EXERCISE DESCRIPTION: Pull out every line containing the string "title".

## begin ENTRIES PROVIDED

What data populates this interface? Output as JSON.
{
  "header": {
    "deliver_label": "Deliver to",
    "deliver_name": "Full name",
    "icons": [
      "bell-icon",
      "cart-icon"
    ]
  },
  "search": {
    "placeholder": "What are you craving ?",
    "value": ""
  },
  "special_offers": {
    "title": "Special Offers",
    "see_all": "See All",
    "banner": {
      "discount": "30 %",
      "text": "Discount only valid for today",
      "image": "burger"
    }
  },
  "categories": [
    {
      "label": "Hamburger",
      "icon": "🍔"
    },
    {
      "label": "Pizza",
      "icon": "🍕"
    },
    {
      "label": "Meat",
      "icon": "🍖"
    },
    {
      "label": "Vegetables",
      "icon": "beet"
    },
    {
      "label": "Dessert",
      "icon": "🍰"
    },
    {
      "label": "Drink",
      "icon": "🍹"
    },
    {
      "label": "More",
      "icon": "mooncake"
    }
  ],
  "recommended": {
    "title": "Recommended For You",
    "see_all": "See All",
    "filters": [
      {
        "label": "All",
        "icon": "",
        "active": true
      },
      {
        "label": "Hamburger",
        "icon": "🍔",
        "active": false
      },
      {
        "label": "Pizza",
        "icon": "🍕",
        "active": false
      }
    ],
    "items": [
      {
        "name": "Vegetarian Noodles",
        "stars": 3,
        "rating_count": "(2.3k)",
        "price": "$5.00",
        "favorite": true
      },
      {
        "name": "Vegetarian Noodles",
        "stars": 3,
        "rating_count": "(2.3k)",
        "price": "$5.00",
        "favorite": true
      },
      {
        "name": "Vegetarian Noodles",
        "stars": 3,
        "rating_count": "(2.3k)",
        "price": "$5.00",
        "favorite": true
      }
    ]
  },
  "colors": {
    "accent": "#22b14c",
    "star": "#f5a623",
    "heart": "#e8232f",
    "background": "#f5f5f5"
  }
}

## end ENTRIES PROVIDED

OUTPUT FOR THIS TASK:
    "title": "Special Offers",
    "title": "Recommended For You",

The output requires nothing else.